▸ **Dataset records**
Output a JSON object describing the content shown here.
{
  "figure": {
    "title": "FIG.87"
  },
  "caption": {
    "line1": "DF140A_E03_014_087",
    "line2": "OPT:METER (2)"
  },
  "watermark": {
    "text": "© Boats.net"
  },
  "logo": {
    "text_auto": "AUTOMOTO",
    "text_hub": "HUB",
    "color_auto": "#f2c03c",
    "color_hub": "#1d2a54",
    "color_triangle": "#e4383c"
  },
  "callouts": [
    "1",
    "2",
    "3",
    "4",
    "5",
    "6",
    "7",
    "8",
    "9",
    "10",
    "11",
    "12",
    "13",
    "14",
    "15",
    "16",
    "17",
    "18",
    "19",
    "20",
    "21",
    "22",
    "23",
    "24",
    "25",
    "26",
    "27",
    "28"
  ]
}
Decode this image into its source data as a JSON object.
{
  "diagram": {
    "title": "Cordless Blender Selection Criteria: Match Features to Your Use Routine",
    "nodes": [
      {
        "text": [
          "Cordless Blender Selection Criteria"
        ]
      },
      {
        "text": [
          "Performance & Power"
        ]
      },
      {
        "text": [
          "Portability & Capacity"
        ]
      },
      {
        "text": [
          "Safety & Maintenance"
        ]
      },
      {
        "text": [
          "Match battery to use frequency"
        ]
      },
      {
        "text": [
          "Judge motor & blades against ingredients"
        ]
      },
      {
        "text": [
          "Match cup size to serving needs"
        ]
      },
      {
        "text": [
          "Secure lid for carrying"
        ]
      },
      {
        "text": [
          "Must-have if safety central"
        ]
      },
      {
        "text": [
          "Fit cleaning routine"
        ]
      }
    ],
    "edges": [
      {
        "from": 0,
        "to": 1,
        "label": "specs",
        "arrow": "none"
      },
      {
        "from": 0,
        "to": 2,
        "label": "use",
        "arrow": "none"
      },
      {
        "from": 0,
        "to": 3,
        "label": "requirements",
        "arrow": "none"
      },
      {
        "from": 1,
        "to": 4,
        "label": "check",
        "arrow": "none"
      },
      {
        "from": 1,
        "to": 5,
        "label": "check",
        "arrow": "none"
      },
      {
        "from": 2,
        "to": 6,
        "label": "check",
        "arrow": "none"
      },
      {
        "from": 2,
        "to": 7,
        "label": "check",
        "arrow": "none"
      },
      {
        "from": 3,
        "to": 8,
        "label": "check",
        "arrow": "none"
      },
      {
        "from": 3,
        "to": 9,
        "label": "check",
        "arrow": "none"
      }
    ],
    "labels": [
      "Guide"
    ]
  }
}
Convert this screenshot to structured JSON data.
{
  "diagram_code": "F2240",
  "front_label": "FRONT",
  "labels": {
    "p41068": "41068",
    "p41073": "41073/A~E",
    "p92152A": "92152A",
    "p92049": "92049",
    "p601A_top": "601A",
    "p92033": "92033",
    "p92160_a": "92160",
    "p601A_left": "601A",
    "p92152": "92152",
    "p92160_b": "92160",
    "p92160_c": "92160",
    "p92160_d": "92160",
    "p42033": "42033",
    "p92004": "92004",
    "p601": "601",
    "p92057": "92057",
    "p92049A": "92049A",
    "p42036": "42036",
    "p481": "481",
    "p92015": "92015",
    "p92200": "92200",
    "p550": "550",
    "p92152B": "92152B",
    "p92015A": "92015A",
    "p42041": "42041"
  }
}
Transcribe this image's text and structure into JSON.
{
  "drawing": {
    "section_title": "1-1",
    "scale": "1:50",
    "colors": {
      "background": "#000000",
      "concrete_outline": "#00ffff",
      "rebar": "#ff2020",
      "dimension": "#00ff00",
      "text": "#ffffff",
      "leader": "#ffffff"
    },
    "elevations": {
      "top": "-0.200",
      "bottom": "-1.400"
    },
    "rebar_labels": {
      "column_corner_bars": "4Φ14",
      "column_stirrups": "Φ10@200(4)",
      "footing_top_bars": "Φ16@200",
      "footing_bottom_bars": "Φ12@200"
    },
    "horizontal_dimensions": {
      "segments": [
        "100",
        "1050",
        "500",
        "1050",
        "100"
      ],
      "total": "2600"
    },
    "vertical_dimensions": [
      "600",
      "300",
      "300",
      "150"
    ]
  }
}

▸ **Task statement**
Type out the whole listing above again, exactly as it stands.

▸ **Completed exercise**
Output a JSON object describing the content shown here.
{
  "figure": {
    "title": "FIG.87"
  },
  "caption": {
    "line1": "DF140A_E03_014_087",
    "line2": "OPT:METER (2)"
  },
  "watermark": {
    "text": "© Boats.net"
  },
  "logo": {
    "text_auto": "AUTOMOTO",
    "text_hub": "HUB",
    "color_auto": "#f2c03c",
    "color_hub": "#1d2a54",
    "color_triangle": "#e4383c"
  },
  "callouts": [
    "1",
    "2",
    "3",
    "4",
    "5",
    "6",
    "7",
    "8",
    "9",
    "10",
    "11",
    "12",
    "13",
    "14",
    "15",
    "16",
    "17",
    "18",
    "19",
    "20",
    "21",
    "22",
    "23",
    "24",
    "25",
    "26",
    "27",
    "28"
  ]
}
Decode this image into its source data as a JSON object.
{
  "diagram": {
    "title": "Cordless Blender Selection Criteria: Match Features to Your Use Routine",
    "nodes": [
      {
        "text": [
          "Cordless Blender Selection Criteria"
        ]
      },
      {
        "text": [
          "Performance & Power"
        ]
      },
      {
        "text": [
          "Portability & Capacity"
        ]
      },
      {
        "text": [
          "Safety & Maintenance"
        ]
      },
      {
        "text": [
          "Match battery to use frequency"
        ]
      },
      {
        "text": [
          "Judge motor & blades against ingredients"
        ]
      },
      {
        "text": [
          "Match cup size to serving needs"
        ]
      },
      {
        "text": [
          "Secure lid for carrying"
        ]
      },
      {
        "text": [
          "Must-have if safety central"
        ]
      },
      {
        "text": [
          "Fit cleaning routine"
        ]
      }
    ],
    "edges": [
      {
        "from": 0,
        "to": 1,
        "label": "specs",
        "arrow": "none"
      },
      {
        "from": 0,
        "to": 2,
        "label": "use",
        "arrow": "none"
      },
      {
        "from": 0,
        "to": 3,
        "label": "requirements",
        "arrow": "none"
      },
      {
        "from": 1,
        "to": 4,
        "label": "check",
        "arrow": "none"
      },
      {
        "from": 1,
        "to": 5,
        "label": "check",
        "arrow": "none"
      },
      {
        "from": 2,
        "to": 6,
        "label": "check",
        "arrow": "none"
      },
      {
        "from": 2,
        "to": 7,
        "label": "check",
        "arrow": "none"
      },
      {
        "from": 3,
        "to": 8,
        "label": "check",
        "arrow": "none"
      },
      {
        "from": 3,
        "to": 9,
        "label": "check",
        "arrow": "none"
      }
    ],
    "labels": [
      "Guide"
    ]
  }
}
Convert this screenshot to structured JSON data.
{
  "diagram_code": "F2240",
  "front_label": "FRONT",
  "labels": {
    "p41068": "41068",
    "p41073": "41073/A~E",
    "p92152A": "92152A",
    "p92049": "92049",
    "p601A_top": "601A",
    "p92033": "92033",
    "p92160_a": "92160",
    "p601A_left": "601A",
    "p92152": "92152",
    "p92160_b": "92160",
    "p92160_c": "92160",
    "p92160_d": "92160",
    "p42033": "42033",
    "p92004": "92004",
    "p601": "601",
    "p92057": "92057",
    "p92049A": "92049A",
    "p42036": "42036",
    "p481": "481",
    "p92015": "92015",
    "p92200": "92200",
    "p550": "550",
    "p92152B": "92152B",
    "p92015A": "92015A",
    "p42041": "42041"
  }
}
Transcribe this image's text and structure into JSON.
{
  "drawing": {
    "section_title": "1-1",
    "scale": "1:50",
    "colors": {
      "background": "#000000",
      "concrete_outline": "#00ffff",
      "rebar": "#ff2020",
      "dimension": "#00ff00",
      "text": "#ffffff",
      "leader": "#ffffff"
    },
    "elevations": {
      "top": "-0.200",
      "bottom": "-1.400"
    },
    "rebar_labels": {
      "column_corner_bars": "4Φ14",
      "column_stirrups": "Φ10@200(4)",
      "footing_top_bars": "Φ16@200",
      "footing_bottom_bars": "Φ12@200"
    },
    "horizontal_dimensions": {
      "segments": [
        "100",
        "1050",
        "500",
        "1050",
        "100"
      ],
      "total": "2600"
    },
    "vertical_dimensions": [
      "600",
      "300",
      "300",
      "150"
    ]
  }
}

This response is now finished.